Dataset rows
= = =

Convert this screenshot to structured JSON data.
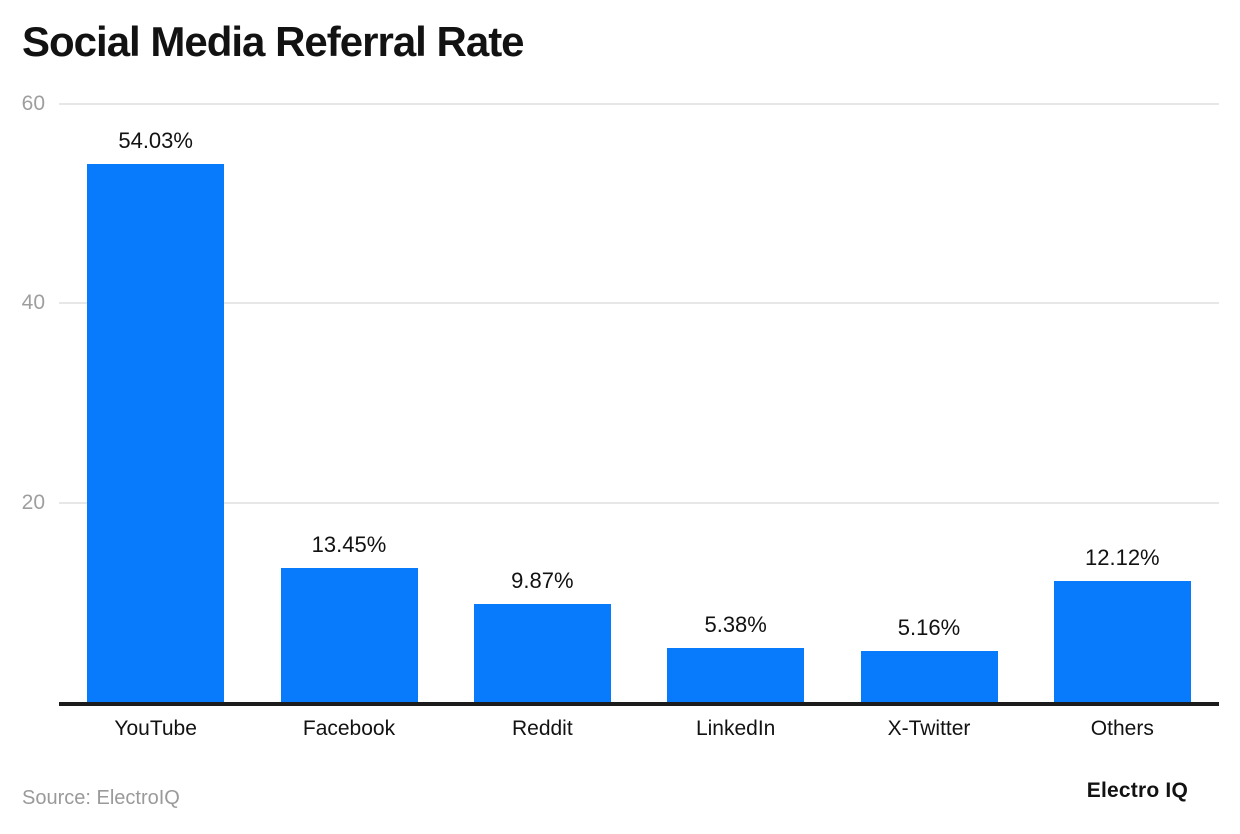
{
  "title": "Social Media Referral Rate",
  "source_note": "Source: ElectroIQ",
  "brand": "Electro IQ",
  "chart_data": {
    "type": "bar",
    "title": "Social Media Referral Rate",
    "categories": [
      "YouTube",
      "Facebook",
      "Reddit",
      "LinkedIn",
      "X-Twitter",
      "Others"
    ],
    "values": [
      54.03,
      13.45,
      9.87,
      5.38,
      5.16,
      12.12
    ],
    "value_labels": [
      "54.03%",
      "13.45%",
      "9.87%",
      "5.38%",
      "5.16%",
      "12.12%"
    ],
    "xlabel": "",
    "ylabel": "",
    "ylim": [
      0,
      60
    ],
    "yticks": [
      20,
      40,
      60
    ],
    "grid": true,
    "legend": "none",
    "bar_color": "#077BFB"
  },
  "colors": {
    "bar": "#077BFB",
    "grid_line": "#e7e7e7",
    "tick_label": "#9e9e9e",
    "axis_line": "#1c1c1c",
    "text": "#121212",
    "source": "#9a9a9a",
    "background": "#ffffff"
  }
}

= = =

● SET EXERCISE
What is the number of lines in the data that hold the word "Social"? Reply with that number and nothing else.

● SOLUTION
2